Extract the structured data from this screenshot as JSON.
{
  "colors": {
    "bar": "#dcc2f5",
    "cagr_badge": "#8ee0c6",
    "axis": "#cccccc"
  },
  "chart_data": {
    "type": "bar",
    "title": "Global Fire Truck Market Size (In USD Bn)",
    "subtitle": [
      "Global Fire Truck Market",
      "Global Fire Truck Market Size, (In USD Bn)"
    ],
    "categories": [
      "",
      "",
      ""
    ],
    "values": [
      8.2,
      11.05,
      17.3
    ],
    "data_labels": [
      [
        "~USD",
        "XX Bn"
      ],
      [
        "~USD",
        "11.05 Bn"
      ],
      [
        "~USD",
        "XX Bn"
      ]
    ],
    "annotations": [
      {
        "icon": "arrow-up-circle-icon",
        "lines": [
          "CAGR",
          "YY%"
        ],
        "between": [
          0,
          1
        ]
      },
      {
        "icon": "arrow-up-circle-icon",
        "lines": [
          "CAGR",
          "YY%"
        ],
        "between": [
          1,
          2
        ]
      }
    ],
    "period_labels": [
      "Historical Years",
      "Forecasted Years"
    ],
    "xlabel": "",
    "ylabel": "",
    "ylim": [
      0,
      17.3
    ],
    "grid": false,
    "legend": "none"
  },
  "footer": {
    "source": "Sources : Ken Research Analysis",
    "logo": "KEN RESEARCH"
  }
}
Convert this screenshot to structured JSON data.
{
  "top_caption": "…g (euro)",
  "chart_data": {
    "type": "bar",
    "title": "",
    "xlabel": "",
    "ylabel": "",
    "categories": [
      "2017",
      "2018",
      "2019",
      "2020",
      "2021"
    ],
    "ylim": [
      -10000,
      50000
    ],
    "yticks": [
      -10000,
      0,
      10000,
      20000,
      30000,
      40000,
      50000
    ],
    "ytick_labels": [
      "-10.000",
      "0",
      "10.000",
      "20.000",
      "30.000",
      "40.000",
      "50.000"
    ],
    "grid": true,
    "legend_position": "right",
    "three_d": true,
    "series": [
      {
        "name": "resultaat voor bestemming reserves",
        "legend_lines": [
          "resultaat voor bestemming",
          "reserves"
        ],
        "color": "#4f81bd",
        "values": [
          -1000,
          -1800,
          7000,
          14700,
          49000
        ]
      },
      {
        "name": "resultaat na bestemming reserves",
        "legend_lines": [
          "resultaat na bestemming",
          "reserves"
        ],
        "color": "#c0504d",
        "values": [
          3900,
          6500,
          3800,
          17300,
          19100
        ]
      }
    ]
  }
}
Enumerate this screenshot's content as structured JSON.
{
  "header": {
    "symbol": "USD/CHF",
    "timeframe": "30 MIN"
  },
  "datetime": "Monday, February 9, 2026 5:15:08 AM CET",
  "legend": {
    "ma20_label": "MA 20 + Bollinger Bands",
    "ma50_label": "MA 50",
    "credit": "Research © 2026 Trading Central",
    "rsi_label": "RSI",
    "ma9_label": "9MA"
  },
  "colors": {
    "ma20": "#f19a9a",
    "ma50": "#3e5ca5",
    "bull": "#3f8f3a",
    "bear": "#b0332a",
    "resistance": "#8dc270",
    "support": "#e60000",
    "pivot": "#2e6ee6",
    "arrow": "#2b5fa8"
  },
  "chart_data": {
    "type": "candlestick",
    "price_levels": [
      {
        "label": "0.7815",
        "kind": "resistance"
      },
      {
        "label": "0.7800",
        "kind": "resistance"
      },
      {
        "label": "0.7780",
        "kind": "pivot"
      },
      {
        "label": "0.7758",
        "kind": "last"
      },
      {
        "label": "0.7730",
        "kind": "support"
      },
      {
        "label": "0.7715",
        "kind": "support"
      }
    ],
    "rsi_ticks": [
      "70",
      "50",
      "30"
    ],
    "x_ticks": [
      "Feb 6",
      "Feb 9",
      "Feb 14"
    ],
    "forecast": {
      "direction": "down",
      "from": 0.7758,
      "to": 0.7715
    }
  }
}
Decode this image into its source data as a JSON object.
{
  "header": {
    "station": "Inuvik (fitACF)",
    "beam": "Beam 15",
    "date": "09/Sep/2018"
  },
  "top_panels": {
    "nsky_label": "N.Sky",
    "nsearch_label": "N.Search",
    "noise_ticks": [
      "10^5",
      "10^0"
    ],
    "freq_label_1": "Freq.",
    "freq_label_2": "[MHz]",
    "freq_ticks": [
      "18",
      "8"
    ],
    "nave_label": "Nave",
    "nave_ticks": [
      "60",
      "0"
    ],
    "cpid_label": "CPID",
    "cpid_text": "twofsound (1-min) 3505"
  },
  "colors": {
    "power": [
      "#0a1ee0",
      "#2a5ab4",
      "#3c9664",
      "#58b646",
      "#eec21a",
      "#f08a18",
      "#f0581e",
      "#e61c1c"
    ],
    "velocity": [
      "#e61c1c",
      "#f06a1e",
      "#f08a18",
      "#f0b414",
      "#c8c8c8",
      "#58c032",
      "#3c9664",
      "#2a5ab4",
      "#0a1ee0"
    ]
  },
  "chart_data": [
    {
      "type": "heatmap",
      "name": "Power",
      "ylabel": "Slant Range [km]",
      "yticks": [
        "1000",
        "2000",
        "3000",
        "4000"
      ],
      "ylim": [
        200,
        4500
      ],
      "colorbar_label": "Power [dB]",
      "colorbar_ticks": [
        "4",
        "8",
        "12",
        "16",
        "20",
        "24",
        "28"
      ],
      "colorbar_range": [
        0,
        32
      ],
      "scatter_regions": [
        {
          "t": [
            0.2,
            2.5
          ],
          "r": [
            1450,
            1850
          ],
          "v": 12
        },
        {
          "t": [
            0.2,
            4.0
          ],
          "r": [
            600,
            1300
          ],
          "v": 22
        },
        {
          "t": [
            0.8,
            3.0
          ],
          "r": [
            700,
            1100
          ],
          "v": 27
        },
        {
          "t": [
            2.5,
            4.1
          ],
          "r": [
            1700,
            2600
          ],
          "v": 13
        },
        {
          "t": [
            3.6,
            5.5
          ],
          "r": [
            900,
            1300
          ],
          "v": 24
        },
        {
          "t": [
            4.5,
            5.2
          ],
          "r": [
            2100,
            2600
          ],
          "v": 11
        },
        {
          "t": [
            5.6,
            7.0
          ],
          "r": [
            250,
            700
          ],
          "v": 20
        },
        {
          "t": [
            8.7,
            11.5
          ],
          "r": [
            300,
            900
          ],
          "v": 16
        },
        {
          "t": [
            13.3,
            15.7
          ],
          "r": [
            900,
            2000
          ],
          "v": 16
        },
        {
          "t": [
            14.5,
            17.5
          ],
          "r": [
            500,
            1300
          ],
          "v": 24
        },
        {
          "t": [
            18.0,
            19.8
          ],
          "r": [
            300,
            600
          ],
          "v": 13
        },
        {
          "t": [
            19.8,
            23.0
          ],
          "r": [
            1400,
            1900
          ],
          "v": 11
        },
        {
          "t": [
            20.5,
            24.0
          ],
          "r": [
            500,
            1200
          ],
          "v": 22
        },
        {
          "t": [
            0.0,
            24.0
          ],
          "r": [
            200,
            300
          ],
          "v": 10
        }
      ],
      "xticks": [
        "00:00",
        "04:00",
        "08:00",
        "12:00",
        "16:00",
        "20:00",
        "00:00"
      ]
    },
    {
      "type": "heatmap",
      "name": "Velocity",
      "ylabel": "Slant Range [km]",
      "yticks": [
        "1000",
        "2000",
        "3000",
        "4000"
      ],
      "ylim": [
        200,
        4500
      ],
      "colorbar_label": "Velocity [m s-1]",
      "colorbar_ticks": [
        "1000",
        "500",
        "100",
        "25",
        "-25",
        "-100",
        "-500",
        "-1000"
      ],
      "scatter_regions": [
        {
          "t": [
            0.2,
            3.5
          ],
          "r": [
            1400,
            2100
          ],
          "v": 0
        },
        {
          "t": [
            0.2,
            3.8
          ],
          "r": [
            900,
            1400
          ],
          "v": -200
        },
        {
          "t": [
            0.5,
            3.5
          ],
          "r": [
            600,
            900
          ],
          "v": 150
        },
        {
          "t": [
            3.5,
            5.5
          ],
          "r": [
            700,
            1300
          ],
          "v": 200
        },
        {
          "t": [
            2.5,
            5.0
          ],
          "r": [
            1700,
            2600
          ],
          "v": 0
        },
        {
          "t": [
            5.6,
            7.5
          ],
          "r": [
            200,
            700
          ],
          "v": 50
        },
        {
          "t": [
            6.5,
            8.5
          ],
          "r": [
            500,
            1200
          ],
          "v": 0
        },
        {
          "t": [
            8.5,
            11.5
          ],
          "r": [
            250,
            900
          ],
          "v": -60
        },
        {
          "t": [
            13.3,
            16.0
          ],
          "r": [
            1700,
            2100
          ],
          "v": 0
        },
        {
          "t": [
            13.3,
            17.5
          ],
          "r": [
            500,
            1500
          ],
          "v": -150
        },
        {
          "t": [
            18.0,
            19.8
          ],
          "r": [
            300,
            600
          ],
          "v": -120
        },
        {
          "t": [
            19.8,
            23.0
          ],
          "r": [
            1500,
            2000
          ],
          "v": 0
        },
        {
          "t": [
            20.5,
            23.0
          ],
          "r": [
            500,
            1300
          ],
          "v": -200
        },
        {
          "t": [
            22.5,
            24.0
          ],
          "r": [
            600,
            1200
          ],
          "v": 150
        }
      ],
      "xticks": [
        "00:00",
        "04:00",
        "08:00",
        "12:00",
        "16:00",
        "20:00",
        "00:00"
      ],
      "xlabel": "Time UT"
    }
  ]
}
● ● ● ●
## Given instruction
Pick out the lines that include the word "name" and write them out.

## Solution for this task
        "name": "resultaat voor bestemming reserves",
        "name": "resultaat na bestemming reserves",
      "name": "Power",
      "name": "Velocity",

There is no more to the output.